▶ **WHAT IS EXPECTED**: Every line of the material is to be quoted verbatim, minus the pictures.

▶ **TASK INPUTS**:
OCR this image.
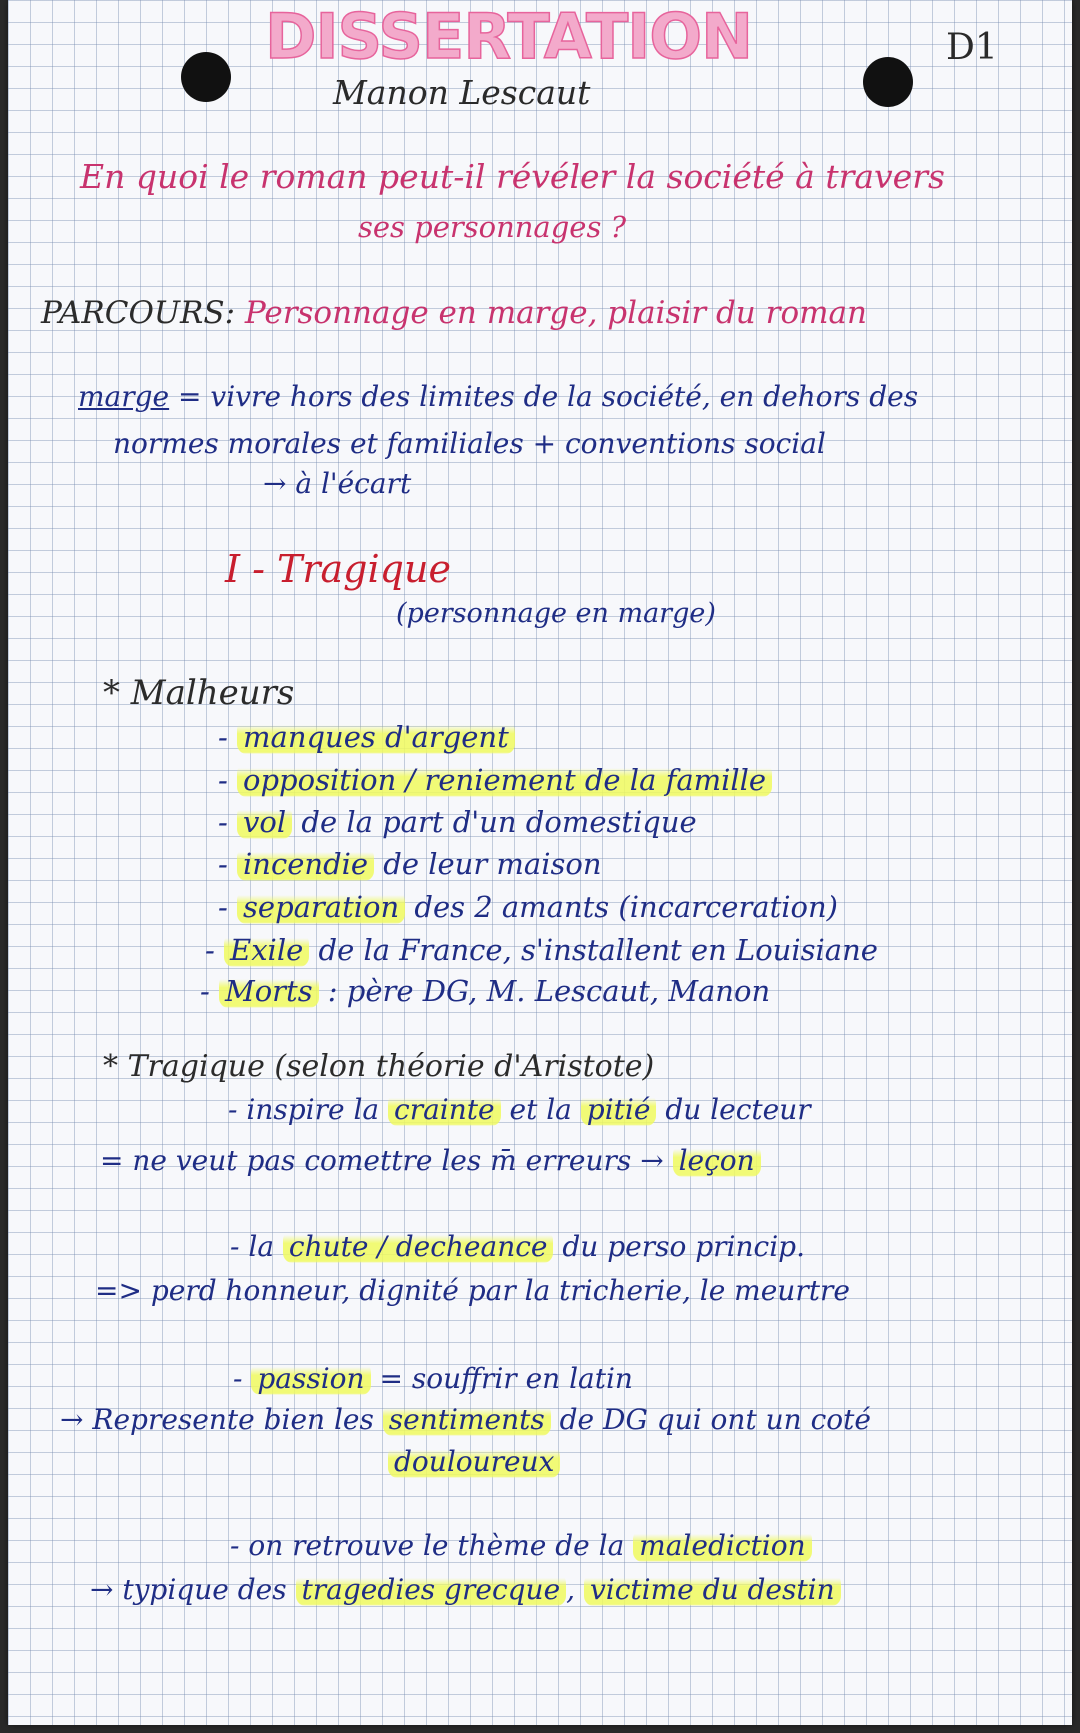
DISSERTATION
Manon Lescaut
D1
En quoi le roman peut-il révéler la société à travers
ses personnages ?
PARCOURS: Personnage en marge, plaisir du roman
marge = vivre hors des limites de la société, en dehors des
normes morales et familiales + conventions social
→ à l'écart
I - Tragique
(personnage en marge)
* Malheurs
- manques d'argent
- opposition / reniement de la famille
- vol de la part d'un domestique
- incendie de leur maison
- separation des 2 amants (incarceration)
- Exile de la France, s'installent en Louisiane
- Morts : père DG, M. Lescaut, Manon
* Tragique (selon théorie d'Aristote)
- inspire la crainte et la pitié du lecteur
= ne veut pas comettre les m̄ erreurs → leçon
- la chute / decheance du perso princip.
=> perd honneur, dignité par la tricherie, le meurtre
- passion = souffrir en latin
→ Represente bien les sentiments de DG qui ont un coté
douloureux
- on retrouve le thème de la malediction
→ typique des tragedies grecque , victime du destin
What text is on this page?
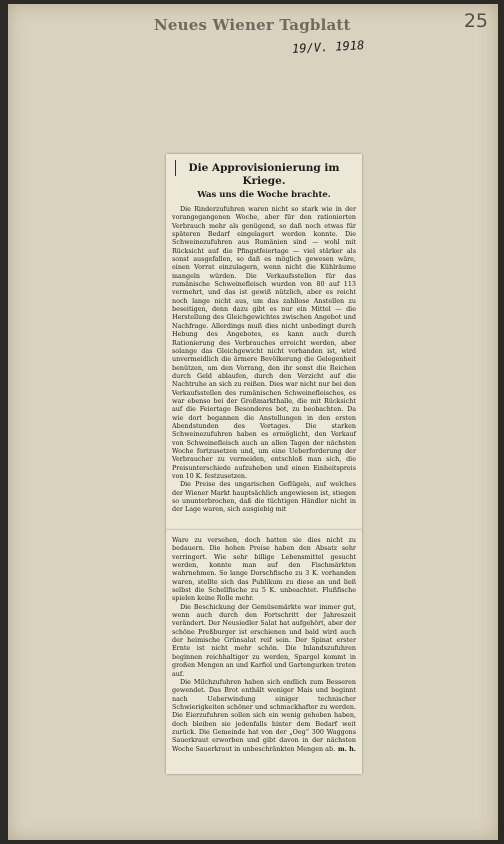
Neues Wiener Tagblatt
19/V. 1918
25
Die Approvisionierung im Kriege.
Was uns die Woche brachte.

Die Rinderzufuhren waren nicht so stark wie in der vorangegangenen Woche, aber für den rationierten Verbrauch mehr als genügend, so daß noch etwas für späteren Bedarf eingelagert werden konnte. Die Schweinezufuhren aus Rumänien sind — wohl mit Rücksicht auf die Pfingstfeiertage — viel stärker als sonst ausgefallen, so daß es möglich gewesen wäre, einen Vorrat einzulagern, wenn nicht die Kühlräume mangeln würden. Die Verkaufsstellen für das rumänische Schweinefleisch wurden von 80 auf 113 vermehrt, und das ist gewiß nützlich, aber es reicht noch lange nicht aus, um das zahllose Anstellen zu beseitigen, denn dazu gibt es nur ein Mittel — die Herstellung des Gleichgewichtes zwischen Angebot und Nachfrage. Allerdings muß dies nicht unbedingt durch Hebung des Angebotes, es kann auch durch Rationierung des Verbrauches erreicht werden, aber solange das Gleichgewicht nicht vorhanden ist, wird unvermeidlich die ärmere Bevölkerung die Gelegenheit benützen, um den Vorrang, den ihr sonst die Reichen durch Geld ablaufen, durch den Verzicht auf die Nachtruhe an sich zu reißen. Dies war nicht nur bei den Verkaufsstellen des rumänischen Schweinefleisches, es war ebenso bei der Großmarkthalle, die mit Rücksicht auf die Feiertage Besonderes bot, zu beobachten. Da wie dort begannen die Anstellungen in den ersten Abendstunden des Vortages. Die starken Schweinezufuhren haben es ermöglicht, den Verkauf von Schweinefleisch auch an allen Tagen der nächsten Woche fortzusetzen und, um eine Ueberforderung der Verbraucher zu vermeiden, entschloß man sich, die Preisunterschiede aufzuheben und einen Einheitspreis von 10 K. festzusetzen.

Die Preise des ungarischen Geflügels, auf welches der Wiener Markt hauptsächlich angewiesen ist, stiegen so ununterbrochen, daß die tüchtigen Händler nicht in der Lage waren, sich ausgiebig mit

Ware zu versehen, doch hatten sie dies nicht zu bedauern. Die hohen Preise haben den Absatz sehr verringert. Wie sehr billige Lebensmittel gesucht werden, konnte man auf den Fischmärkten wahrnehmen. So lange Dorschfische zu 3 K. vorhanden waren, stellte sich das Publikum zu diese an und ließ selbst die Schellfische zu 5 K. unbeachtet. Flußfische spielen keine Rolle mehr.

Die Beschickung der Gemüsemärkte war immer gut, wenn auch durch den Fortschritt der Jahreszeit verändert. Der Neusiedler Salat hat aufgehört, aber der schöne Preßburger ist erschienen und bald wird auch der heimische Grünsalat reif sein. Der Spinat erster Ernte ist nicht mehr schön. Die Inlandszufuhren beginnen reichhaltiger zu werden, Spargel kommt in großen Mengen an und Karfiol und Gartengurken treten auf.

Die Milchzufuhren haben sich endlich zum Besseren gewendet. Das Brot enthält weniger Mais und beginnt nach Ueberwindung einiger technischer Schwierigkeiten schöner und schmackhafter zu werden. Die Eierzufuhren sollen sich ein wenig gehoben haben, doch bleiben sie jedenfalls hinter dem Bedarf weit zurück. Die Gemeinde hat von der „Oeg“ 300 Waggons Sauerkraut erworben und gibt davon in der nächsten Woche Sauerkraut in unbeschränkten Mengen ab. m. h.
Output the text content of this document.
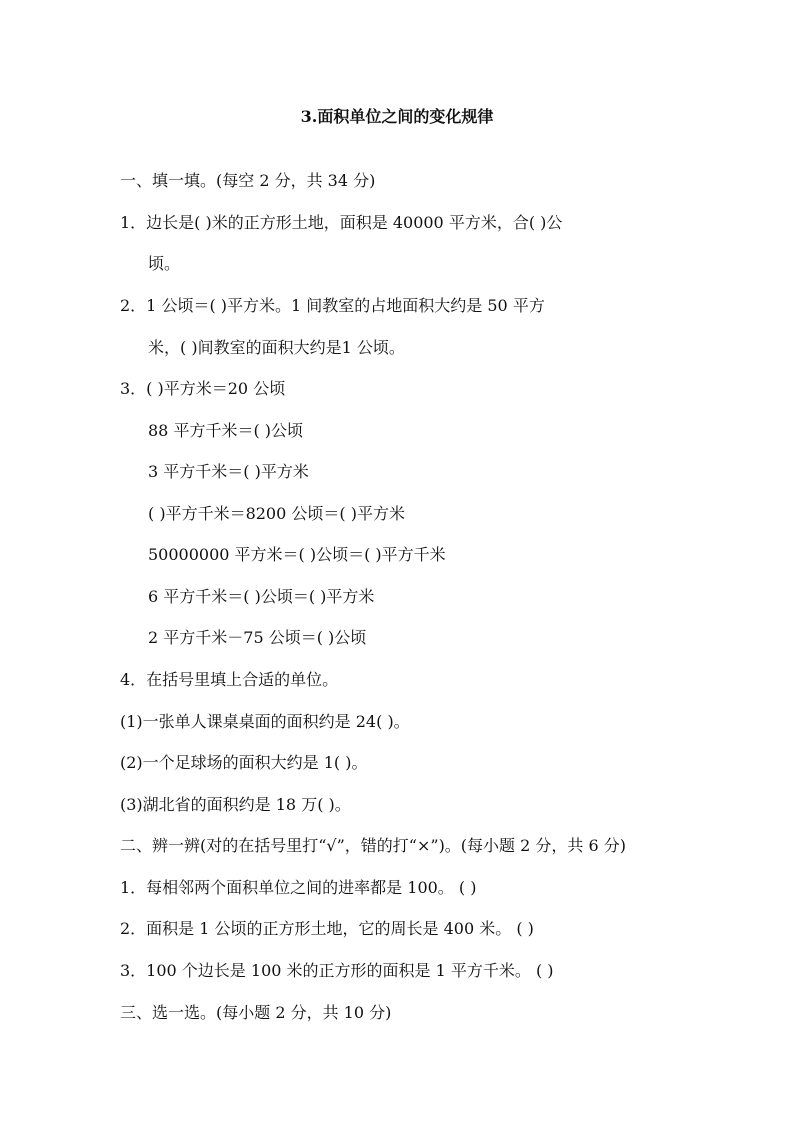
3.面积单位之间的变化规律
一、填一填。(每空 2 分，共 34 分)
1．边长是( )米的正方形土地，面积是 40000 平方米，合( )公
顷。
2．1 公顷＝( )平方米。1 间教室的占地面积大约是 50 平方
米，( )间教室的面积大约是1 公顷。
3．( )平方米＝20 公顷
88 平方千米＝( )公顷
3 平方千米＝( )平方米
( )平方千米＝8200 公顷＝( )平方米
50000000 平方米＝( )公顷＝( )平方千米
6 平方千米＝( )公顷＝( )平方米
2 平方千米－75 公顷＝( )公顷
4．在括号里填上合适的单位。
(1)一张单人课桌桌面的面积约是 24( )。
(2)一个足球场的面积大约是 1( )。
(3)湖北省的面积约是 18 万( )。
二、辨一辨(对的在括号里打“√”，错的打“×”)。(每小题 2 分，共 6 分)
1．每相邻两个面积单位之间的进率都是 100。 ( )
2．面积是 1 公顷的正方形土地，它的周长是 400 米。 ( )
3．100 个边长是 100 米的正方形的面积是 1 平方千米。 ( )
三、选一选。(每小题 2 分，共 10 分)
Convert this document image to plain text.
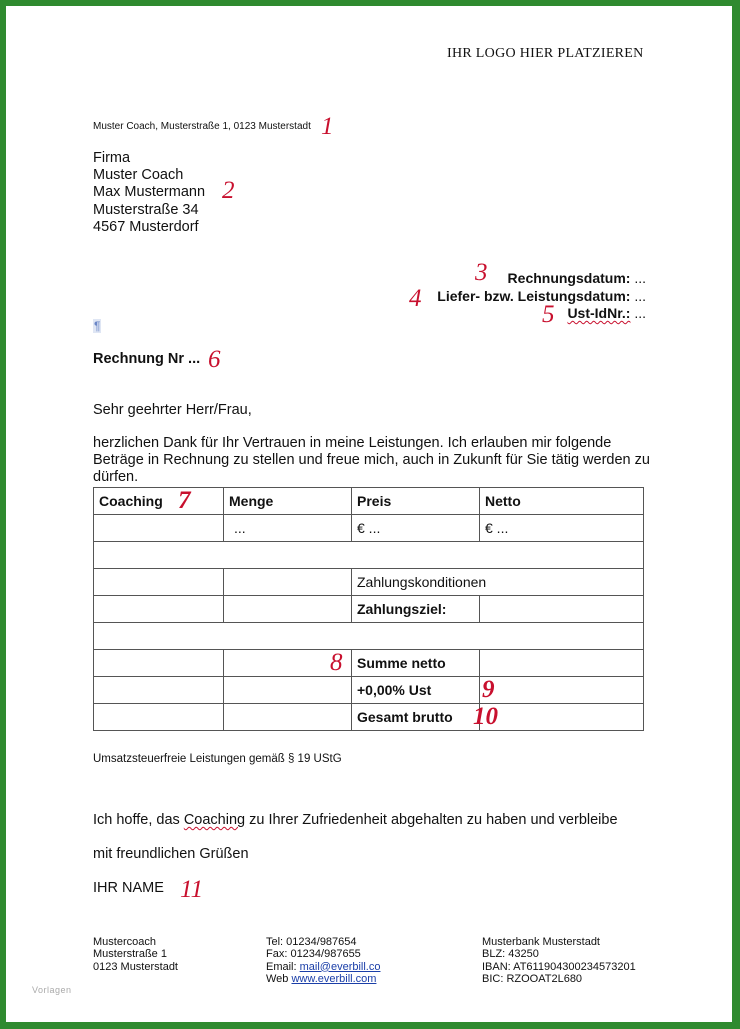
IHR LOGO HIER PLATZIEREN
Muster Coach, Musterstraße 1, 0123 Musterstadt 1
Firma
Muster Coach
Max Mustermann
Musterstraße 34
4567 Musterdorf
2
3 Rechnungsdatum: ...
4 Liefer- bzw. Leistungsdatum: ...
5 Ust-IdNr.: ...
¶
Rechnung Nr ... 6
Sehr geehrter Herr/Frau,
herzlichen Dank für Ihr Vertrauen in meine Leistungen. Ich erlauben mir folgende Beträge in Rechnung zu stellen und freue mich, auch in Zukunft für Sie tätig werden zu dürfen.
Coaching 7	Menge	Preis	Netto
	...	€ ...	€ ...

		Zahlungskonditionen	
		Zahlungsziel:	

	8	Summe netto	
		+0,00% Ust 9	

		Gesamt brutto 10	

Umsatzsteuerfreie Leistungen gemäß § 19 UStG
Ich hoffe, das Coaching zu Ihrer Zufriedenheit abgehalten zu haben und verbleibe
mit freundlichen Grüßen
IHR NAME 11
Mustercoach
Musterstraße 1
0123 Musterstadt
Tel: 01234/987654
Fax: 01234/987655
Email: mail@everbill.co
Web www.everbill.com
Musterbank Musterstadt
BLZ: 43250
IBAN: AT611904300234573201
BIC: RZOOAT2L680
Vorlagen
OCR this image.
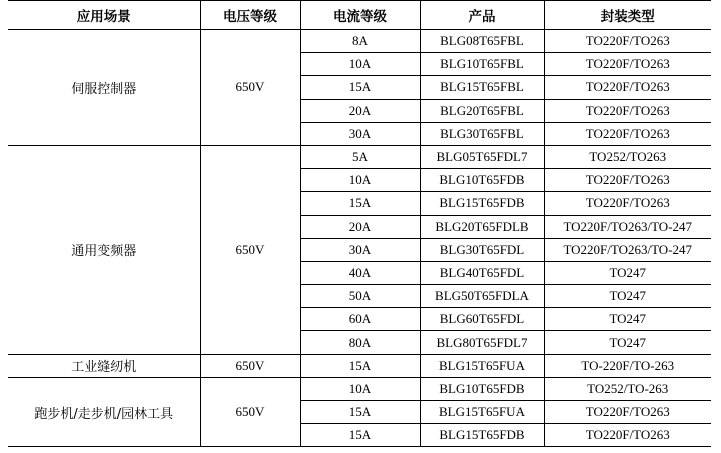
应用场景	电压等级	电流等级	产品	封装类型
伺服控制器	650V	8A	BLG08T65FBL	TO220F/TO263
		10A	BLG10T65FBL	TO220F/TO263
		15A	BLG15T65FBL	TO220F/TO263
		20A	BLG20T65FBL	TO220F/TO263
		30A	BLG30T65FBL	TO220F/TO263
通用变频器	650V	5A	BLG05T65FDL7	TO252/TO263
		10A	BLG10T65FDB	TO220F/TO263
		15A	BLG15T65FDB	TO220F/TO263
		20A	BLG20T65FDLB	TO220F/TO263/TO-247
		30A	BLG30T65FDL	TO220F/TO263/TO-247
		40A	BLG40T65FDL	TO247
		50A	BLG50T65FDLA	TO247
		60A	BLG60T65FDL	TO247
		80A	BLG80T65FDL7	TO247
工业缝纫机	650V	15A	BLG15T65FUA	TO-220F/TO-263
跑步机/走步机/园林工具	650V	10A	BLG10T65FDB	TO252/TO-263
		15A	BLG15T65FUA	TO220F/TO263
		15A	BLG15T65FDB	TO220F/TO263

▶ **TASK RESULT**:
OCR this image.
DISSERTATION
Manon Lescaut
D1
En quoi le roman peut-il révéler la société à travers
ses personnages ?
PARCOURS: Personnage en marge, plaisir du roman
marge = vivre hors des limites de la société, en dehors des
normes morales et familiales + conventions social
→ à l'écart
I - Tragique
(personnage en marge)
* Malheurs
- manques d'argent
- opposition / reniement de la famille
- vol de la part d'un domestique
- incendie de leur maison
- separation des 2 amants (incarceration)
- Exile de la France, s'installent en Louisiane
- Morts : père DG, M. Lescaut, Manon
* Tragique (selon théorie d'Aristote)
- inspire la crainte et la pitié du lecteur
= ne veut pas comettre les m̄ erreurs → leçon
- la chute / decheance du perso princip.
=> perd honneur, dignité par la tricherie, le meurtre
- passion = souffrir en latin
→ Represente bien les sentiments de DG qui ont un coté
douloureux
- on retrouve le thème de la malediction
→ typique des tragedies grecque , victime du destin
What text is on this page?
Neues Wiener Tagblatt
19/V. 1918
25
Die Approvisionierung im Kriege.
Was uns die Woche brachte.

Die Rinderzufuhren waren nicht so stark wie in der vorangegangenen Woche, aber für den rationierten Verbrauch mehr als genügend, so daß noch etwas für späteren Bedarf eingelagert werden konnte. Die Schweinezufuhren aus Rumänien sind — wohl mit Rücksicht auf die Pfingstfeiertage — viel stärker als sonst ausgefallen, so daß es möglich gewesen wäre, einen Vorrat einzulagern, wenn nicht die Kühlräume mangeln würden. Die Verkaufsstellen für das rumänische Schweinefleisch wurden von 80 auf 113 vermehrt, und das ist gewiß nützlich, aber es reicht noch lange nicht aus, um das zahllose Anstellen zu beseitigen, denn dazu gibt es nur ein Mittel — die Herstellung des Gleichgewichtes zwischen Angebot und Nachfrage. Allerdings muß dies nicht unbedingt durch Hebung des Angebotes, es kann auch durch Rationierung des Verbrauches erreicht werden, aber solange das Gleichgewicht nicht vorhanden ist, wird unvermeidlich die ärmere Bevölkerung die Gelegenheit benützen, um den Vorrang, den ihr sonst die Reichen durch Geld ablaufen, durch den Verzicht auf die Nachtruhe an sich zu reißen. Dies war nicht nur bei den Verkaufsstellen des rumänischen Schweinefleisches, es war ebenso bei der Großmarkthalle, die mit Rücksicht auf die Feiertage Besonderes bot, zu beobachten. Da wie dort begannen die Anstellungen in den ersten Abendstunden des Vortages. Die starken Schweinezufuhren haben es ermöglicht, den Verkauf von Schweinefleisch auch an allen Tagen der nächsten Woche fortzusetzen und, um eine Ueberforderung der Verbraucher zu vermeiden, entschloß man sich, die Preisunterschiede aufzuheben und einen Einheitspreis von 10 K. festzusetzen.

Die Preise des ungarischen Geflügels, auf welches der Wiener Markt hauptsächlich angewiesen ist, stiegen so ununterbrochen, daß die tüchtigen Händler nicht in der Lage waren, sich ausgiebig mit

Ware zu versehen, doch hatten sie dies nicht zu bedauern. Die hohen Preise haben den Absatz sehr verringert. Wie sehr billige Lebensmittel gesucht werden, konnte man auf den Fischmärkten wahrnehmen. So lange Dorschfische zu 3 K. vorhanden waren, stellte sich das Publikum zu diese an und ließ selbst die Schellfische zu 5 K. unbeachtet. Flußfische spielen keine Rolle mehr.

Die Beschickung der Gemüsemärkte war immer gut, wenn auch durch den Fortschritt der Jahreszeit verändert. Der Neusiedler Salat hat aufgehört, aber der schöne Preßburger ist erschienen und bald wird auch der heimische Grünsalat reif sein. Der Spinat erster Ernte ist nicht mehr schön. Die Inlandszufuhren beginnen reichhaltiger zu werden, Spargel kommt in großen Mengen an und Karfiol und Gartengurken treten auf.

Die Milchzufuhren haben sich endlich zum Besseren gewendet. Das Brot enthält weniger Mais und beginnt nach Ueberwindung einiger technischer Schwierigkeiten schöner und schmackhafter zu werden. Die Eierzufuhren sollen sich ein wenig gehoben haben, doch bleiben sie jedenfalls hinter dem Bedarf weit zurück. Die Gemeinde hat von der „Oeg“ 300 Waggons Sauerkraut erworben und gibt davon in der nächsten Woche Sauerkraut in unbeschränkten Mengen ab. m. h.
Output the text content of this document.
3.面积单位之间的变化规律
一、填一填。(每空 2 分，共 34 分)
1．边长是( )米的正方形土地，面积是 40000 平方米，合( )公
顷。
2．1 公顷＝( )平方米。1 间教室的占地面积大约是 50 平方
米，( )间教室的面积大约是1 公顷。
3．( )平方米＝20 公顷
88 平方千米＝( )公顷
3 平方千米＝( )平方米
( )平方千米＝8200 公顷＝( )平方米
50000000 平方米＝( )公顷＝( )平方千米
6 平方千米＝( )公顷＝( )平方米
2 平方千米－75 公顷＝( )公顷
4．在括号里填上合适的单位。
(1)一张单人课桌桌面的面积约是 24( )。
(2)一个足球场的面积大约是 1( )。
(3)湖北省的面积约是 18 万( )。
二、辨一辨(对的在括号里打“√”，错的打“×”)。(每小题 2 分，共 6 分)
1．每相邻两个面积单位之间的进率都是 100。 ( )
2．面积是 1 公顷的正方形土地，它的周长是 400 米。 ( )
3．100 个边长是 100 米的正方形的面积是 1 平方千米。 ( )
三、选一选。(每小题 2 分，共 10 分)
Convert this document image to plain text.
IHR LOGO HIER PLATZIEREN
Muster Coach, Musterstraße 1, 0123 Musterstadt 1
Firma
Muster Coach
Max Mustermann
Musterstraße 34
4567 Musterdorf
2
3 Rechnungsdatum: ...
4 Liefer- bzw. Leistungsdatum: ...
5 Ust-IdNr.: ...
¶
Rechnung Nr ... 6
Sehr geehrter Herr/Frau,
herzlichen Dank für Ihr Vertrauen in meine Leistungen. Ich erlauben mir folgende Beträge in Rechnung zu stellen und freue mich, auch in Zukunft für Sie tätig werden zu dürfen.
Coaching 7	Menge	Preis	Netto
	...	€ ...	€ ...

		Zahlungskonditionen	
		Zahlungsziel:	

	8	Summe netto	
		+0,00% Ust 9	

		Gesamt brutto 10	

Umsatzsteuerfreie Leistungen gemäß § 19 UStG
Ich hoffe, das Coaching zu Ihrer Zufriedenheit abgehalten zu haben und verbleibe
mit freundlichen Grüßen
IHR NAME 11
Mustercoach
Musterstraße 1
0123 Musterstadt
Tel: 01234/987654
Fax: 01234/987655
Email: mail@everbill.co
Web www.everbill.com
Musterbank Musterstadt
BLZ: 43250
IBAN: AT611904300234573201
BIC: RZOOAT2L680
Vorlagen
OCR this image.
应用场景	电压等级	电流等级	产品	封装类型
伺服控制器	650V	8A	BLG08T65FBL	TO220F/TO263
		10A	BLG10T65FBL	TO220F/TO263
		15A	BLG15T65FBL	TO220F/TO263
		20A	BLG20T65FBL	TO220F/TO263
		30A	BLG30T65FBL	TO220F/TO263
通用变频器	650V	5A	BLG05T65FDL7	TO252/TO263
		10A	BLG10T65FDB	TO220F/TO263
		15A	BLG15T65FDB	TO220F/TO263
		20A	BLG20T65FDLB	TO220F/TO263/TO-247
		30A	BLG30T65FDL	TO220F/TO263/TO-247
		40A	BLG40T65FDL	TO247
		50A	BLG50T65FDLA	TO247
		60A	BLG60T65FDL	TO247
		80A	BLG80T65FDL7	TO247
工业缝纫机	650V	15A	BLG15T65FUA	TO-220F/TO-263
跑步机/走步机/园林工具	650V	10A	BLG10T65FDB	TO252/TO-263
		15A	BLG15T65FUA	TO220F/TO263
		15A	BLG15T65FDB	TO220F/TO263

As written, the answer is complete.